Data extracted from a collection

■ ■ ■ ■

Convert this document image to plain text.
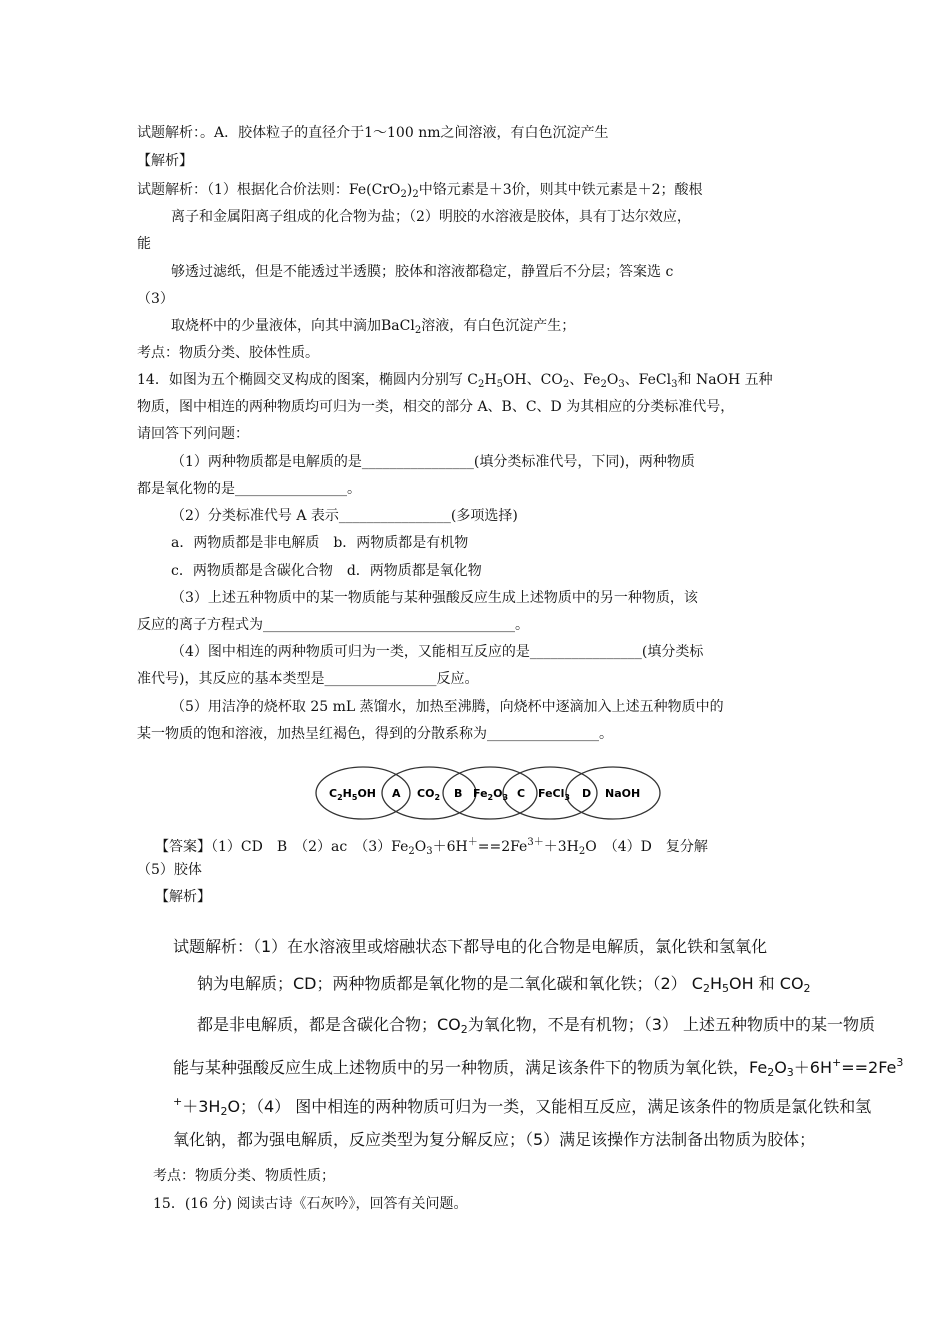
试题解析：。A．胶体粒子的直径介于1～100 nm之间溶液，有白色沉淀产生
【解析】
试题解析：（1）根据化合价法则：$Fe(CrO_2)_2$中铬元素是＋3价，则其中铁元素是＋2；酸根
离子和金属阳离子组成的化合物为盐；（2）明胶的水溶液是胶体，具有丁达尔效应，
能
够透过滤纸，但是不能透过半透膜；胶体和溶液都稳定，静置后不分层；答案选 c
（3）
取烧杯中的少量液体，向其中滴加BaCl$_2$溶液，有白色沉淀产生；
考点：物质分类、胶体性质。
14．如图为五个椭圆交叉构成的图案，椭圆内分别写 $C_2H_5OH$、$CO_2$、$Fe_2O_3$、FeCl$_3$和 NaOH 五种
物质，图中相连的两种物质均可归为一类，相交的部分 A、B、C、D 为其相应的分类标准代号，
请回答下列问题：
（1）两种物质都是电解质的是________________(填分类标准代号，下同)，两种物质
都是氧化物的是________________。
（2）分类标准代号 A 表示________________(多项选择)
a．两物质都是非电解质　b．两物质都是有机物
c．两物质都是含碳化合物　d．两物质都是氧化物
（3）上述五种物质中的某一物质能与某种强酸反应生成上述物质中的另一种物质，该
反应的离子方程式为____________________________________。
（4）图中相连的两种物质可归为一类，又能相互反应的是________________(填分类标
准代号)，其反应的基本类型是________________反应。
（5）用洁净的烧杯取 25 mL 蒸馏水，加热至沸腾，向烧杯中逐滴加入上述五种物质中的
某一物质的饱和溶液，加热呈红褐色，得到的分散系称为________________。
$C_2H_5OH$ A $CO_2$ B $Fe_2O_3$ C FeCl$_3$ D NaOH
【答案】（1）CD　B　（2）ac　$(3)Fe_2O_3+6H^+==2Fe^{3+}+3H_2O$　（4）D　复分解
（5）胶体
【解析】
试题解析：（1）在水溶液里或熔融状态下都导电的化合物是电解质，氯化铁和氢氧化
钠为电解质；CD；两种物质都是氧化物的是二氧化碳和氧化铁；（2） C2H5OH 和 CO2
都是非电解质，都是含碳化合物；CO2为氧化物，不是有机物；（3） 上述五种物质中的某一物质
能与某种强酸反应生成上述物质中的另一种物质，满足该条件下的物质为氧化铁，$Fe2O3+6H^+==2Fe^3$
+＋3H2O；（4） 图中相连的两种物质可归为一类，又能相互反应，满足该条件的物质是氯化铁和氢
氧化钠，都为强电解质，反应类型为复分解反应；（5）满足该操作方法制备出物质为胶体；
考点：物质分类、物质性质；
15．(16 分) 阅读古诗《石灰吟》，回答有关问题。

■ ■ ■ ■

• _Exercise requirements_
Restate each entry word for word, please, but drop any images it holds.

• _Exercise result_
Convert this document image to plain text.
试题解析：。A．胶体粒子的直径介于1～100 nm之间溶液，有白色沉淀产生
【解析】
试题解析：（1）根据化合价法则：$Fe(CrO_2)_2$中铬元素是＋3价，则其中铁元素是＋2；酸根
离子和金属阳离子组成的化合物为盐；（2）明胶的水溶液是胶体，具有丁达尔效应，
能
够透过滤纸，但是不能透过半透膜；胶体和溶液都稳定，静置后不分层；答案选 c
（3）
取烧杯中的少量液体，向其中滴加BaCl$_2$溶液，有白色沉淀产生；
考点：物质分类、胶体性质。
14．如图为五个椭圆交叉构成的图案，椭圆内分别写 $C_2H_5OH$、$CO_2$、$Fe_2O_3$、FeCl$_3$和 NaOH 五种
物质，图中相连的两种物质均可归为一类，相交的部分 A、B、C、D 为其相应的分类标准代号，
请回答下列问题：
（1）两种物质都是电解质的是________________(填分类标准代号，下同)，两种物质
都是氧化物的是________________。
（2）分类标准代号 A 表示________________(多项选择)
a．两物质都是非电解质　b．两物质都是有机物
c．两物质都是含碳化合物　d．两物质都是氧化物
（3）上述五种物质中的某一物质能与某种强酸反应生成上述物质中的另一种物质，该
反应的离子方程式为____________________________________。
（4）图中相连的两种物质可归为一类，又能相互反应的是________________(填分类标
准代号)，其反应的基本类型是________________反应。
（5）用洁净的烧杯取 25 mL 蒸馏水，加热至沸腾，向烧杯中逐滴加入上述五种物质中的
某一物质的饱和溶液，加热呈红褐色，得到的分散系称为________________。
$C_2H_5OH$ A $CO_2$ B $Fe_2O_3$ C FeCl$_3$ D NaOH
【答案】（1）CD　B　（2）ac　$(3)Fe_2O_3+6H^+==2Fe^{3+}+3H_2O$　（4）D　复分解
（5）胶体
【解析】
试题解析：（1）在水溶液里或熔融状态下都导电的化合物是电解质，氯化铁和氢氧化
钠为电解质；CD；两种物质都是氧化物的是二氧化碳和氧化铁；（2） C2H5OH 和 CO2
都是非电解质，都是含碳化合物；CO2为氧化物，不是有机物；（3） 上述五种物质中的某一物质
能与某种强酸反应生成上述物质中的另一种物质，满足该条件下的物质为氧化铁，$Fe2O3+6H^+==2Fe^3$
+＋3H2O；（4） 图中相连的两种物质可归为一类，又能相互反应，满足该条件的物质是氯化铁和氢
氧化钠，都为强电解质，反应类型为复分解反应；（5）满足该操作方法制备出物质为胶体；
考点：物质分类、物质性质；
15．(16 分) 阅读古诗《石灰吟》，回答有关问题。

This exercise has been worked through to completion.